╭─ MATERIAL

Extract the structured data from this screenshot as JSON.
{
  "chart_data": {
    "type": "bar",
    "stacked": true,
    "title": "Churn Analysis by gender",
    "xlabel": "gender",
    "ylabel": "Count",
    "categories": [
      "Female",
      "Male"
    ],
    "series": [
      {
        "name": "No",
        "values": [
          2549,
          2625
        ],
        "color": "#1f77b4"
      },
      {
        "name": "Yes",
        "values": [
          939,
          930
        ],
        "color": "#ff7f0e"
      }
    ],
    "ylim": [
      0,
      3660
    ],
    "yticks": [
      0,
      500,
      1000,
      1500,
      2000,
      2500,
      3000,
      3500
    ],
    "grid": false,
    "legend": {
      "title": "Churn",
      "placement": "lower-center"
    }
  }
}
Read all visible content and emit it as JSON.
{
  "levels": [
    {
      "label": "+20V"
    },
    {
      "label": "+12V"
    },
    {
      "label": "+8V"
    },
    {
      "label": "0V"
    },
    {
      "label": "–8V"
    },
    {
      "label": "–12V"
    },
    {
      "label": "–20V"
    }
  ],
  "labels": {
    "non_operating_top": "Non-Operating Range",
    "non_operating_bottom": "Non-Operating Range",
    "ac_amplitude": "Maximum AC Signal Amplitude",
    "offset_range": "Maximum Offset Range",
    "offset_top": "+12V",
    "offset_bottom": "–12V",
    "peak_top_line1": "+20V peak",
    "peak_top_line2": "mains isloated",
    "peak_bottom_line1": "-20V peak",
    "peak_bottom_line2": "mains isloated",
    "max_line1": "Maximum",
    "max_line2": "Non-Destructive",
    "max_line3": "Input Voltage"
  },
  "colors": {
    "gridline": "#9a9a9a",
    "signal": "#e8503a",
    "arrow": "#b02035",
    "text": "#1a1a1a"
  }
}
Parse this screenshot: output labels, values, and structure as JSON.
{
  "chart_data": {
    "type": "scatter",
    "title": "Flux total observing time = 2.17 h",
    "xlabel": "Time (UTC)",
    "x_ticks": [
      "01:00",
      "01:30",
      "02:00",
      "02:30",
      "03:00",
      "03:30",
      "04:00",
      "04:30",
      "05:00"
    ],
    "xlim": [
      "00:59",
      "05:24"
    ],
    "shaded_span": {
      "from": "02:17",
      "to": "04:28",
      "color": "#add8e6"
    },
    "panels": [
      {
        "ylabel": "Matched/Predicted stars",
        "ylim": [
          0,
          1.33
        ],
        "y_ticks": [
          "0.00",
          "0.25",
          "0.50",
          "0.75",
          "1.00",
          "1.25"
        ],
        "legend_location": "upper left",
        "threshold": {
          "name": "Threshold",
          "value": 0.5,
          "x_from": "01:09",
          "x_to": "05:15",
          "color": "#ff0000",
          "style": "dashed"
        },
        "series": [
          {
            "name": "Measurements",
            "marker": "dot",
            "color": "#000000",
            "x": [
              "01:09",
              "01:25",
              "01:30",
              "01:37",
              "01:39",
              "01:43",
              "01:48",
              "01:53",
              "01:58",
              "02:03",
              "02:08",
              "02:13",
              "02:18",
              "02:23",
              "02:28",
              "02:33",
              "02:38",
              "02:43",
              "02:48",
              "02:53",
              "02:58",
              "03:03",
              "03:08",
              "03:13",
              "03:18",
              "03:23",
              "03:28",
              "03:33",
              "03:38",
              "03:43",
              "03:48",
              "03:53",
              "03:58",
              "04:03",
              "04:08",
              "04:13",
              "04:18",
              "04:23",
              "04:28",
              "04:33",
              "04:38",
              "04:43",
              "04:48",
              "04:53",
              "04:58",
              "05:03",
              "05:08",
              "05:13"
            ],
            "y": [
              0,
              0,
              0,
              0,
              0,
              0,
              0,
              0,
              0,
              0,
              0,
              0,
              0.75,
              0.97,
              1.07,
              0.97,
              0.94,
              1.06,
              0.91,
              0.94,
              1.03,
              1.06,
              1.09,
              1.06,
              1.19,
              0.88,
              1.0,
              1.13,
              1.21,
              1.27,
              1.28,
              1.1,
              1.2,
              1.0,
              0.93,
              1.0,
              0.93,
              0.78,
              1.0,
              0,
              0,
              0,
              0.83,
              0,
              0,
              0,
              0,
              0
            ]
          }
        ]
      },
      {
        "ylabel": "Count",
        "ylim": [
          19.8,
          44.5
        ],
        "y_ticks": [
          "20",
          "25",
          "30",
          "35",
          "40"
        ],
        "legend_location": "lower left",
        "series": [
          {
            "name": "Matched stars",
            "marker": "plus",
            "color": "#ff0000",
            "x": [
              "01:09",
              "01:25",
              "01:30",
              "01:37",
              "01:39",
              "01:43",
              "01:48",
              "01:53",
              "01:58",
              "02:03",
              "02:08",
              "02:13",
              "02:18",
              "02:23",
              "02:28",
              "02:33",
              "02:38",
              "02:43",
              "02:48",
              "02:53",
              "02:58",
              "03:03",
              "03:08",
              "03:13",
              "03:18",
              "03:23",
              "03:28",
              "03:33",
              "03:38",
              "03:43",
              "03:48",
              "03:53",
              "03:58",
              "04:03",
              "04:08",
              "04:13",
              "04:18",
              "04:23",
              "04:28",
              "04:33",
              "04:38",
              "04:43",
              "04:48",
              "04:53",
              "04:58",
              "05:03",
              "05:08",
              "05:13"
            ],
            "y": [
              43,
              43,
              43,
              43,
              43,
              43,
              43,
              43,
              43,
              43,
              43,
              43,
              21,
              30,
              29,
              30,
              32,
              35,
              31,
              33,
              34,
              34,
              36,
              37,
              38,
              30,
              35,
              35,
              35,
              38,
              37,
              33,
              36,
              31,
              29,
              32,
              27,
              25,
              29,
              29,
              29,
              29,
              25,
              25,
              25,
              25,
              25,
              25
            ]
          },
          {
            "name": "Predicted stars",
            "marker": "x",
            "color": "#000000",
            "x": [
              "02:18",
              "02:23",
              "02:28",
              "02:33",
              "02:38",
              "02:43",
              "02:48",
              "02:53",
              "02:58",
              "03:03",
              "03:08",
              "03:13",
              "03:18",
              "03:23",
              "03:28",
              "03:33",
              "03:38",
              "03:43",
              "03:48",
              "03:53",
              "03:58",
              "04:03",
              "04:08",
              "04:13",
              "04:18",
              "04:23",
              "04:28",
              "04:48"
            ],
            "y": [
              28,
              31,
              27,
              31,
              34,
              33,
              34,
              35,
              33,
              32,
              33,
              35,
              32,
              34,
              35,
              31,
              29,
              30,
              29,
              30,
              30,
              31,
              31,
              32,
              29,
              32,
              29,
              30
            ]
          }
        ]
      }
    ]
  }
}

╰─

Find how many lines in the material hold the word "Maximum" and state that number alone.

→ PROBLEM SOLUTION
3